Work required: Transcribe the listing that follows in full, omitting pictures.

Records supplied:
===============
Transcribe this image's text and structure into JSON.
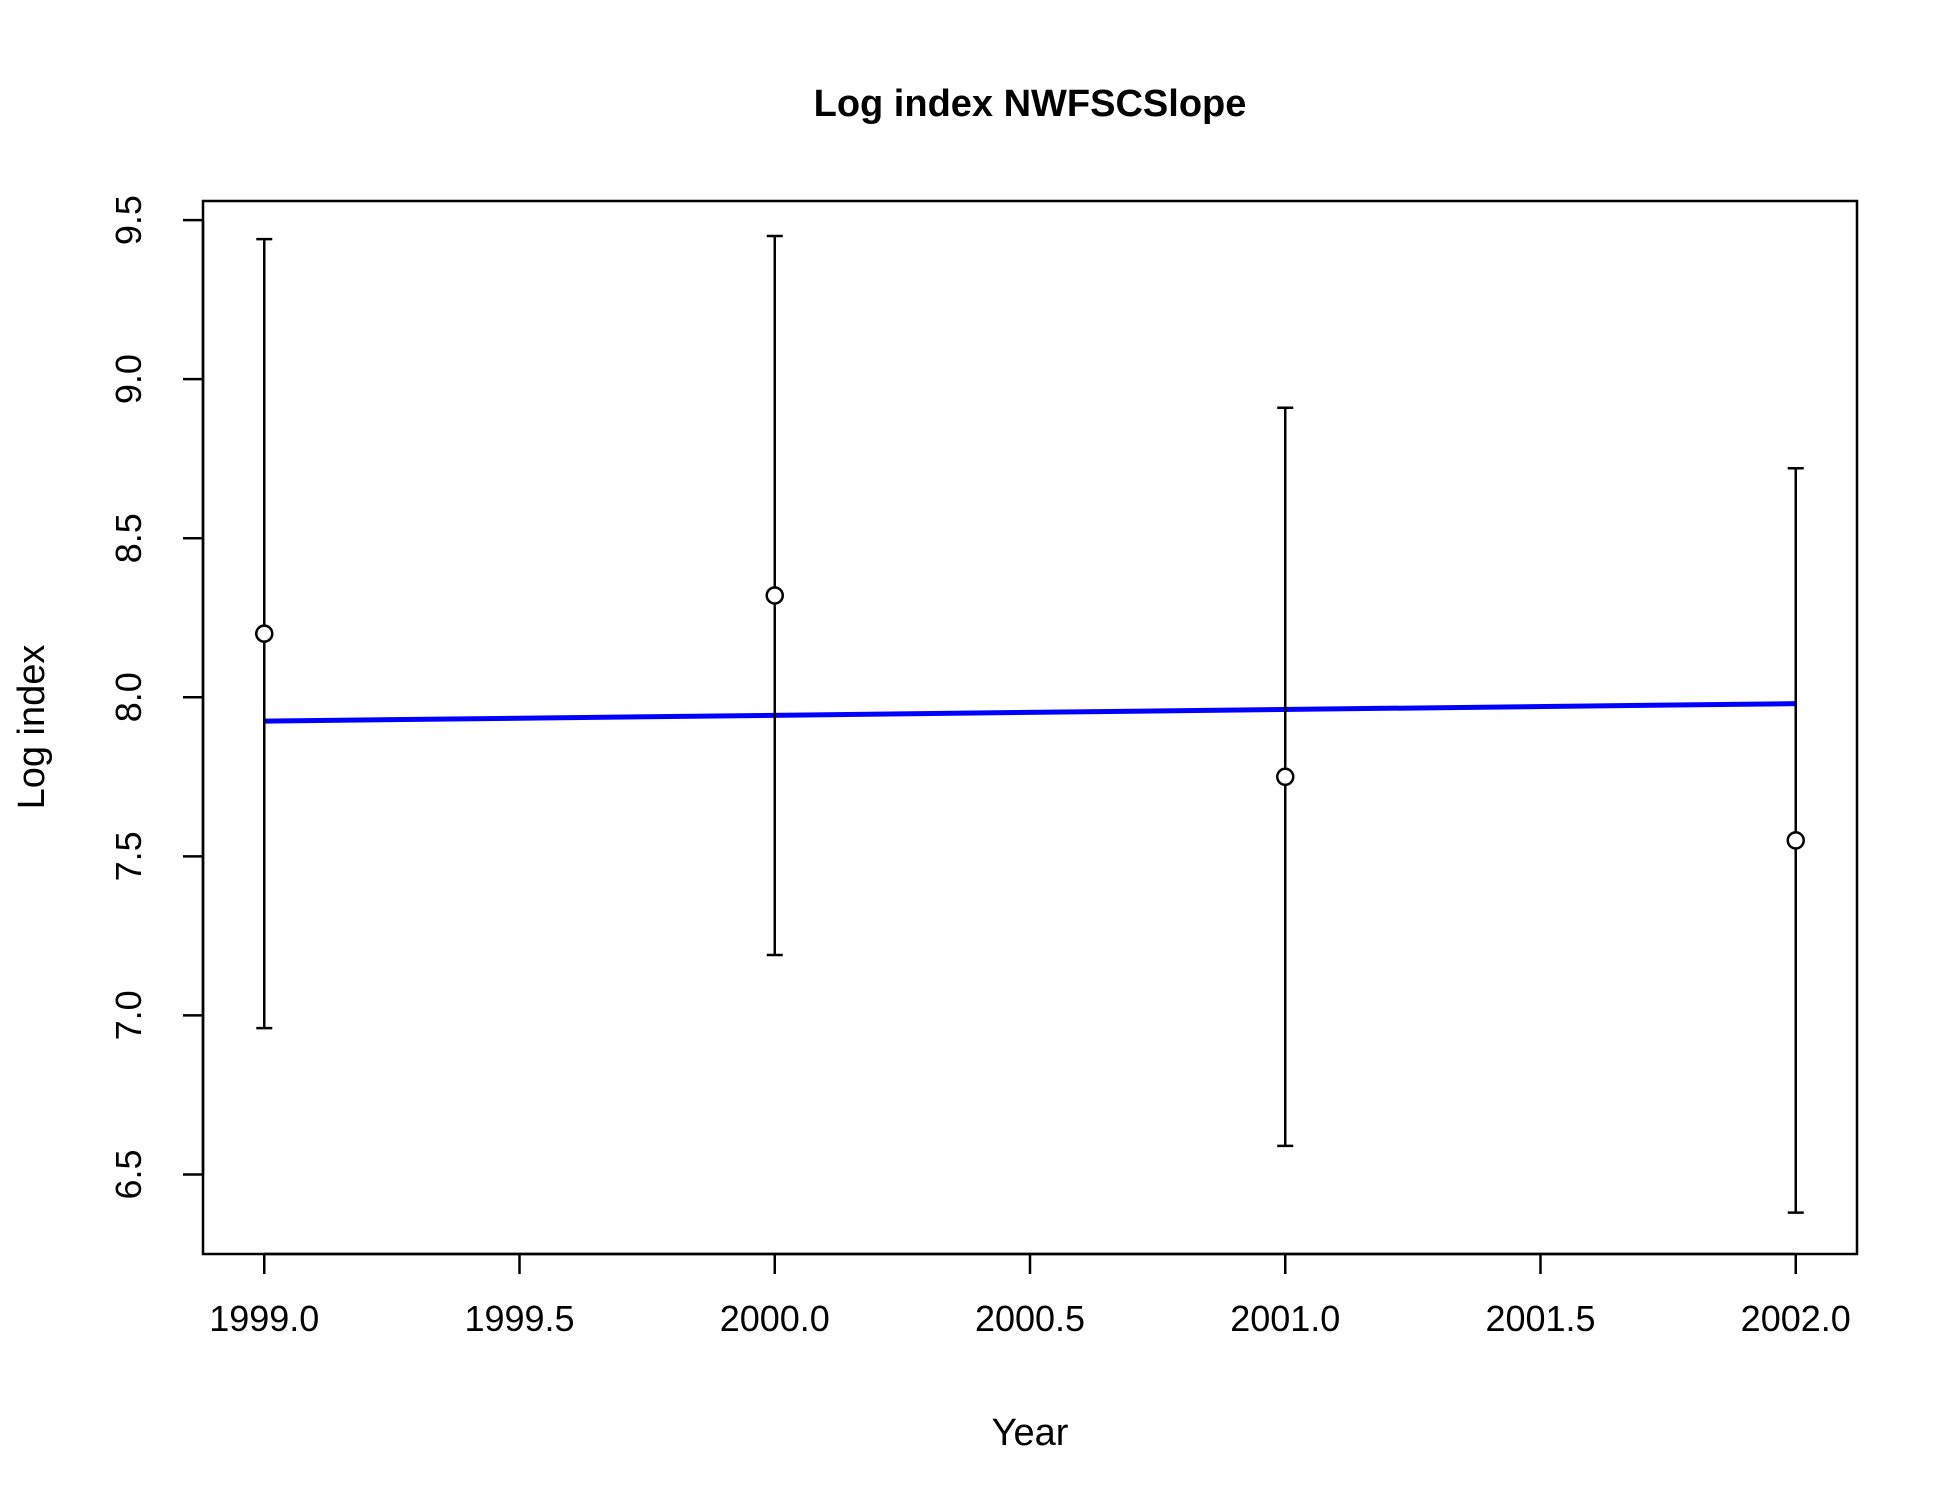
{
  "chart_data": {
    "type": "scatter",
    "title": "Log index NWFSCSlope",
    "xlabel": "Year",
    "ylabel": "Log index",
    "xlim": [
      1998.88,
      2002.12
    ],
    "ylim": [
      6.25,
      9.56
    ],
    "x_ticks": [
      1999.0,
      1999.5,
      2000.0,
      2000.5,
      2001.0,
      2001.5,
      2002.0
    ],
    "x_tick_labels": [
      "1999.0",
      "1999.5",
      "2000.0",
      "2000.5",
      "2001.0",
      "2001.5",
      "2002.0"
    ],
    "y_ticks": [
      6.5,
      7.0,
      7.5,
      8.0,
      8.5,
      9.0,
      9.5
    ],
    "y_tick_labels": [
      "6.5",
      "7.0",
      "7.5",
      "8.0",
      "8.5",
      "9.0",
      "9.5"
    ],
    "grid": false,
    "points": [
      {
        "x": 1999,
        "y": 8.2,
        "lower": 6.96,
        "upper": 9.44
      },
      {
        "x": 2000,
        "y": 8.32,
        "lower": 7.19,
        "upper": 9.45
      },
      {
        "x": 2001,
        "y": 7.75,
        "lower": 6.59,
        "upper": 8.91
      },
      {
        "x": 2002,
        "y": 7.55,
        "lower": 6.38,
        "upper": 8.72
      }
    ],
    "fit_line": {
      "x": [
        1999,
        2002
      ],
      "y": [
        7.925,
        7.98
      ],
      "color": "#0000ff"
    },
    "colors": {
      "points": "#000000",
      "error_bars": "#000000",
      "fit_line": "#0000ff"
    }
  }
}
===============
Answer to the exercise:
Transcribe this image's text and structure into JSON.
{
  "chart_data": {
    "type": "scatter",
    "title": "Log index NWFSCSlope",
    "xlabel": "Year",
    "ylabel": "Log index",
    "xlim": [
      1998.88,
      2002.12
    ],
    "ylim": [
      6.25,
      9.56
    ],
    "x_ticks": [
      1999.0,
      1999.5,
      2000.0,
      2000.5,
      2001.0,
      2001.5,
      2002.0
    ],
    "x_tick_labels": [
      "1999.0",
      "1999.5",
      "2000.0",
      "2000.5",
      "2001.0",
      "2001.5",
      "2002.0"
    ],
    "y_ticks": [
      6.5,
      7.0,
      7.5,
      8.0,
      8.5,
      9.0,
      9.5
    ],
    "y_tick_labels": [
      "6.5",
      "7.0",
      "7.5",
      "8.0",
      "8.5",
      "9.0",
      "9.5"
    ],
    "grid": false,
    "points": [
      {
        "x": 1999,
        "y": 8.2,
        "lower": 6.96,
        "upper": 9.44
      },
      {
        "x": 2000,
        "y": 8.32,
        "lower": 7.19,
        "upper": 9.45
      },
      {
        "x": 2001,
        "y": 7.75,
        "lower": 6.59,
        "upper": 8.91
      },
      {
        "x": 2002,
        "y": 7.55,
        "lower": 6.38,
        "upper": 8.72
      }
    ],
    "fit_line": {
      "x": [
        1999,
        2002
      ],
      "y": [
        7.925,
        7.98
      ],
      "color": "#0000ff"
    },
    "colors": {
      "points": "#000000",
      "error_bars": "#000000",
      "fit_line": "#0000ff"
    }
  }
}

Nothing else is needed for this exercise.